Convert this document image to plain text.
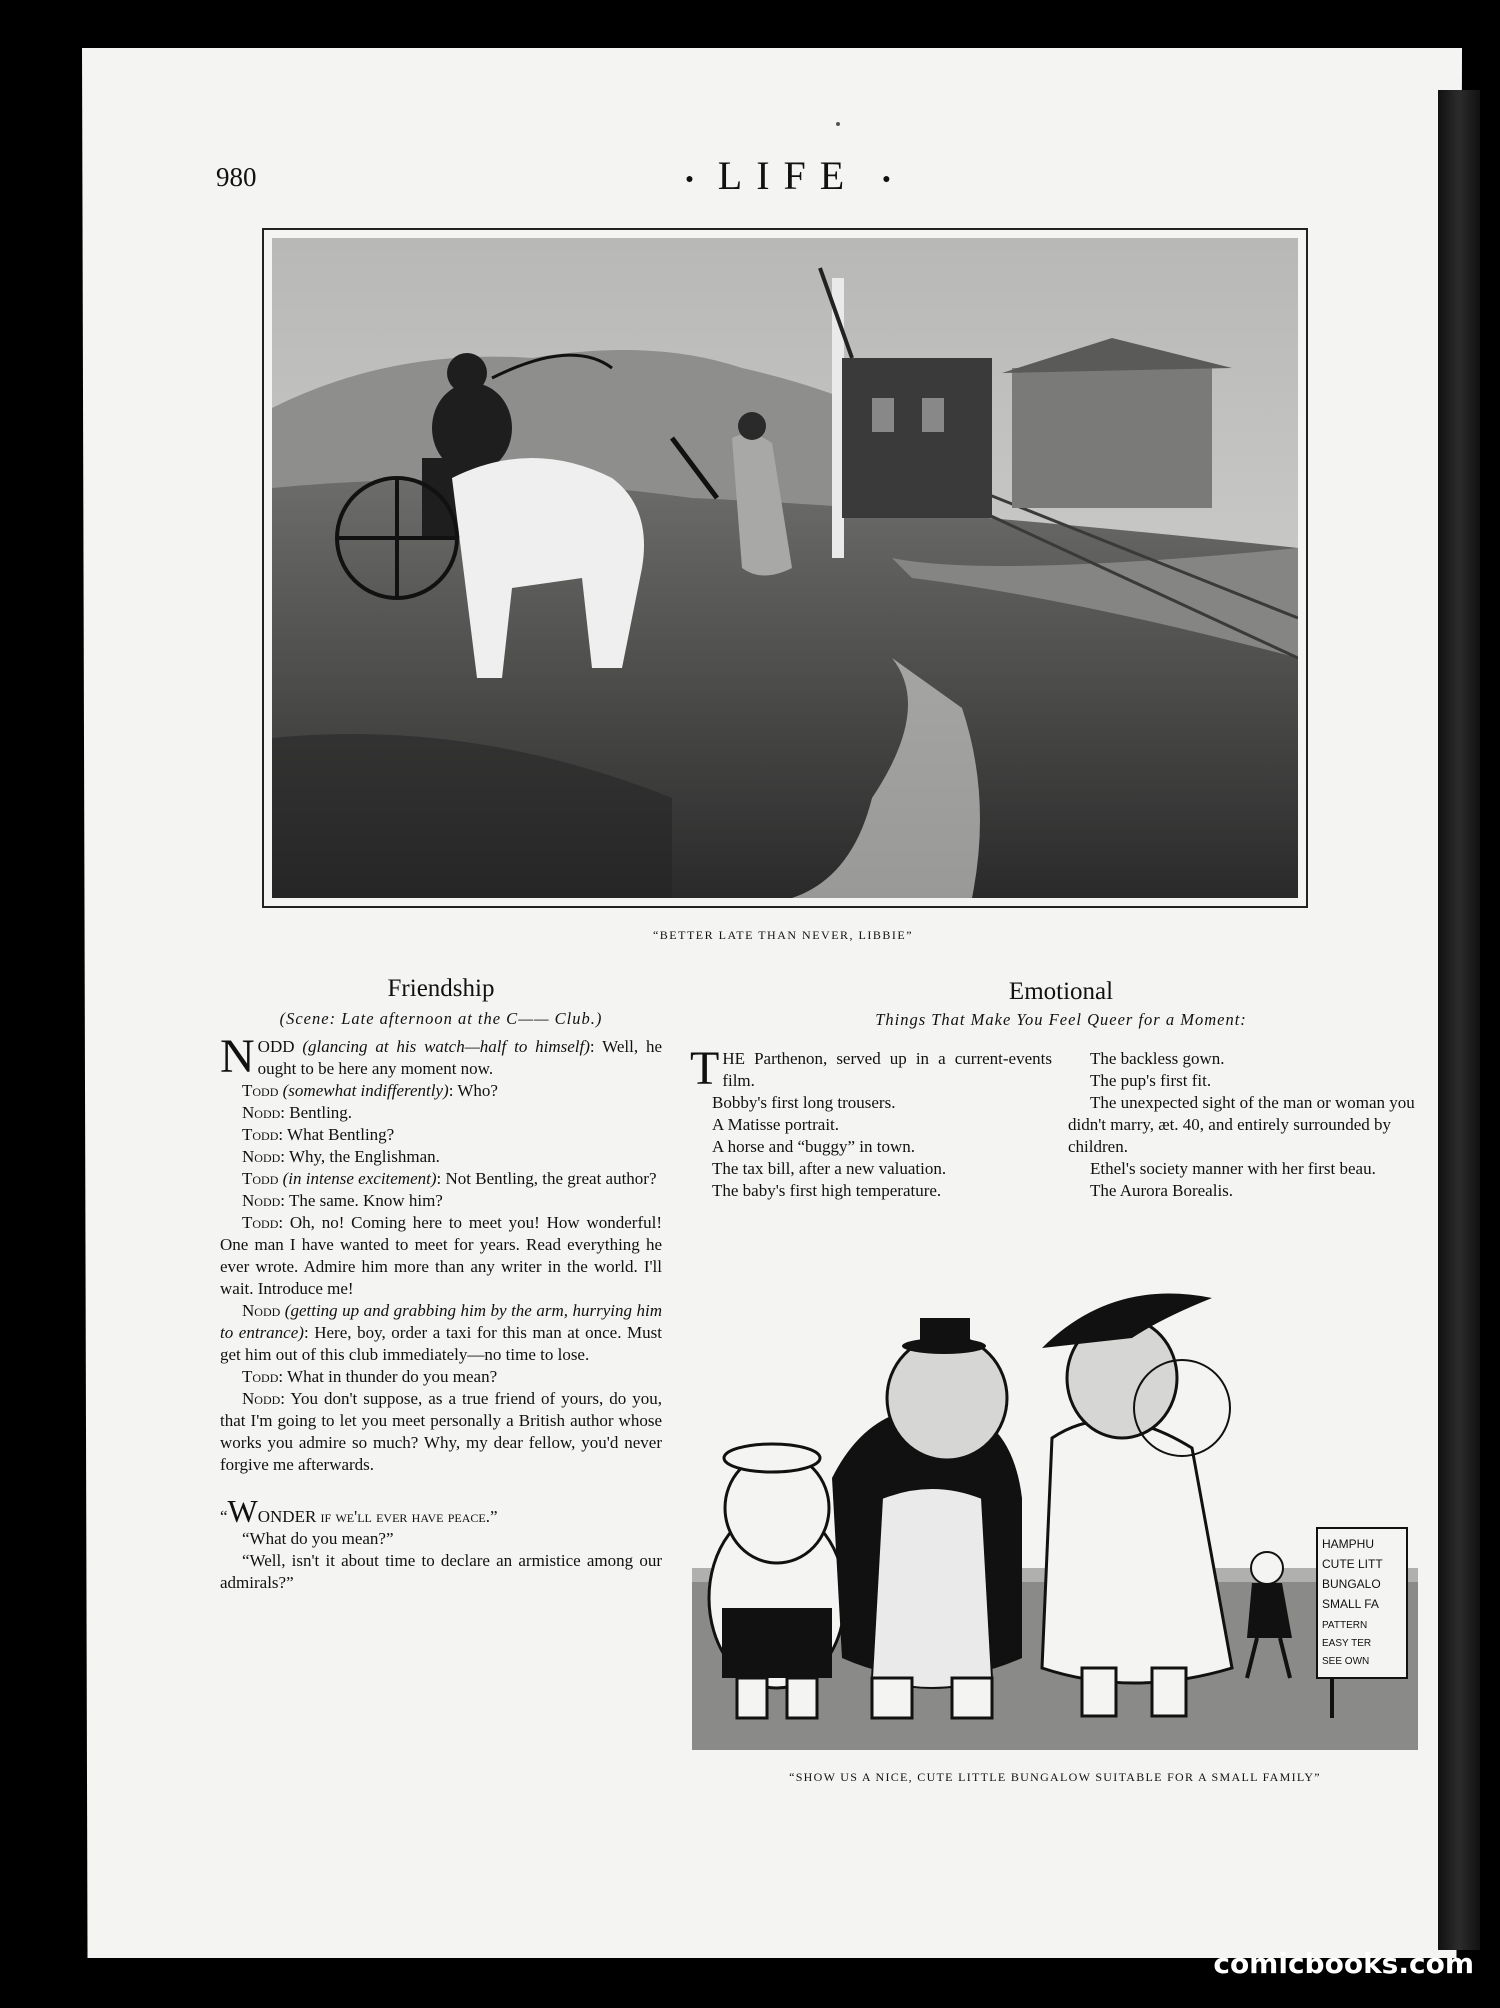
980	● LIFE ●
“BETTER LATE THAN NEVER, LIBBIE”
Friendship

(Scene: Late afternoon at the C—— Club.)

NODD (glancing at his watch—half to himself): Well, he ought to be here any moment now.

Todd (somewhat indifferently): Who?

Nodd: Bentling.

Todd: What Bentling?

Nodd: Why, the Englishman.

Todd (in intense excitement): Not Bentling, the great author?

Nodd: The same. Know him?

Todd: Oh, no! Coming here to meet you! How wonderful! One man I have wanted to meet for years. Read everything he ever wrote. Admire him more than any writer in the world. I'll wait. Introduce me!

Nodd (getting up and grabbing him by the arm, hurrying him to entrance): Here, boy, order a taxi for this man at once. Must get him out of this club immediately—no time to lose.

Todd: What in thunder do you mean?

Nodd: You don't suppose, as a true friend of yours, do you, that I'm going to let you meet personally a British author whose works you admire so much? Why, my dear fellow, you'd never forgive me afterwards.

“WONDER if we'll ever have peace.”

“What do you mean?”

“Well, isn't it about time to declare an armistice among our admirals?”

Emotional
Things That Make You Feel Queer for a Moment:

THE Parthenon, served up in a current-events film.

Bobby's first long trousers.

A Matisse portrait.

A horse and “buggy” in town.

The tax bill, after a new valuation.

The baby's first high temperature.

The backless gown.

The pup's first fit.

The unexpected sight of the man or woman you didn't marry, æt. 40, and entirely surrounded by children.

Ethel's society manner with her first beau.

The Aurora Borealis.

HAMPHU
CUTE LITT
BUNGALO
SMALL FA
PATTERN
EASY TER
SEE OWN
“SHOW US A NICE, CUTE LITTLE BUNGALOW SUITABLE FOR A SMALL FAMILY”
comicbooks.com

━━━━━━━━━━━━━━━━

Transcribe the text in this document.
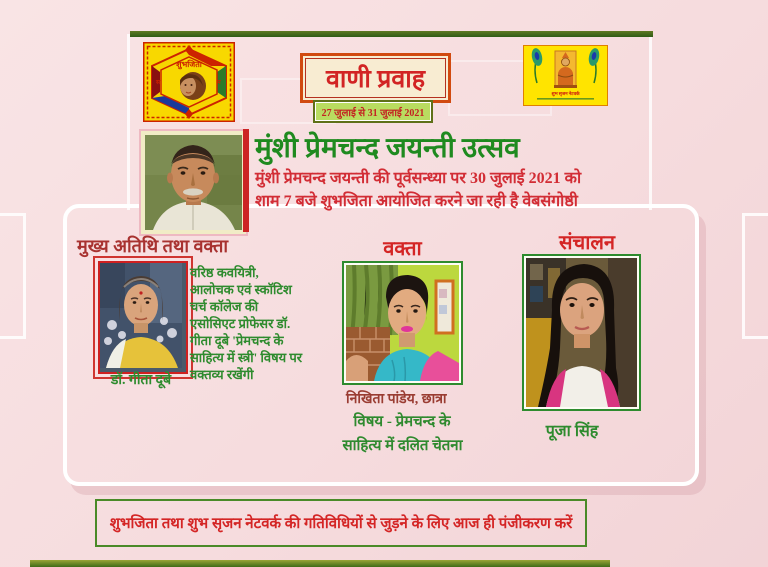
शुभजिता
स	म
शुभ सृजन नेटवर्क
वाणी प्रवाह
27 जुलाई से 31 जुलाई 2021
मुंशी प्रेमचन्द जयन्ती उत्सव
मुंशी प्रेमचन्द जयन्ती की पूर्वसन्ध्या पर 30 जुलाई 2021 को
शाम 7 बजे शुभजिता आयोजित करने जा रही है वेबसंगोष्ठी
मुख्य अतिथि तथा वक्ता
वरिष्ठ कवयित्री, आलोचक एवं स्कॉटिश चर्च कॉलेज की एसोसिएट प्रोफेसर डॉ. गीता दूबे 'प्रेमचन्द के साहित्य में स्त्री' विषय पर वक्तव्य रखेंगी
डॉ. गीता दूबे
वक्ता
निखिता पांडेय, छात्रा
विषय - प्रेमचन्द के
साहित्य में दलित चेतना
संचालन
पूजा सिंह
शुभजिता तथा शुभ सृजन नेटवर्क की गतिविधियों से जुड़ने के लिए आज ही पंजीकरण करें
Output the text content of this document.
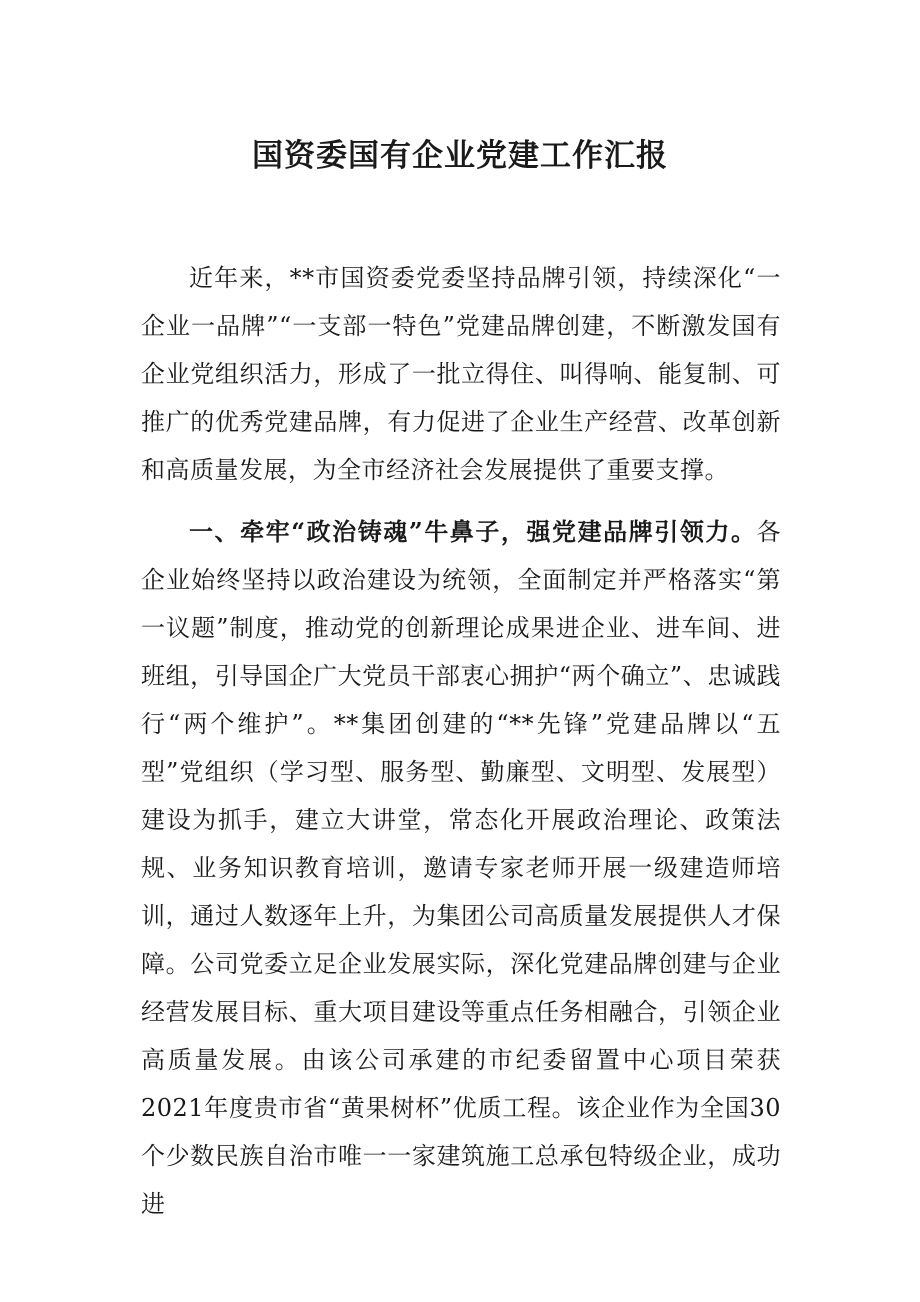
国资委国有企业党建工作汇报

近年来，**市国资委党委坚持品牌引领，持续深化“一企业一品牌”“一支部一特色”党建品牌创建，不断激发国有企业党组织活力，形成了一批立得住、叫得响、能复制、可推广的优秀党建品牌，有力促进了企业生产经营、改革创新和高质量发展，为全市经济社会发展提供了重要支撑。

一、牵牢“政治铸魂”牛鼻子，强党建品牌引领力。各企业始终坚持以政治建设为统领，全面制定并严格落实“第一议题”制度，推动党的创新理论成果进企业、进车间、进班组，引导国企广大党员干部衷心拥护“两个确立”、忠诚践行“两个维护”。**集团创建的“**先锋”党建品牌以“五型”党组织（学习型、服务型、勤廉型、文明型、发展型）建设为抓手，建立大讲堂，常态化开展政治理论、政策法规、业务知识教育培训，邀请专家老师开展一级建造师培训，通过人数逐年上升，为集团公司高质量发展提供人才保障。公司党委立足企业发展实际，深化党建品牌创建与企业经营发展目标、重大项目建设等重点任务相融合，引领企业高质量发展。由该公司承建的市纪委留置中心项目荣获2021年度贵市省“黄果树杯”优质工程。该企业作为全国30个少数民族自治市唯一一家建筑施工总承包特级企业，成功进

━━━━━━━━━━━━━━━━

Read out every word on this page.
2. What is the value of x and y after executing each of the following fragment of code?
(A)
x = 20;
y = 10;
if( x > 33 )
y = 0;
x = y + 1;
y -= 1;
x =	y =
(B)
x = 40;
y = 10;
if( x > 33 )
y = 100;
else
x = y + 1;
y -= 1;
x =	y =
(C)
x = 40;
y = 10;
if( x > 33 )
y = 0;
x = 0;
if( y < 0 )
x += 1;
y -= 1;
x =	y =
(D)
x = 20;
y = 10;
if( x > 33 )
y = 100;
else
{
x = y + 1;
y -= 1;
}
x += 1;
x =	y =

━━━━━━━━━━━━━━━━

• [Stated goal] For the listing above, give the number of lines in which the string "text" occurs, and nothing else.

• [Exercise response] 3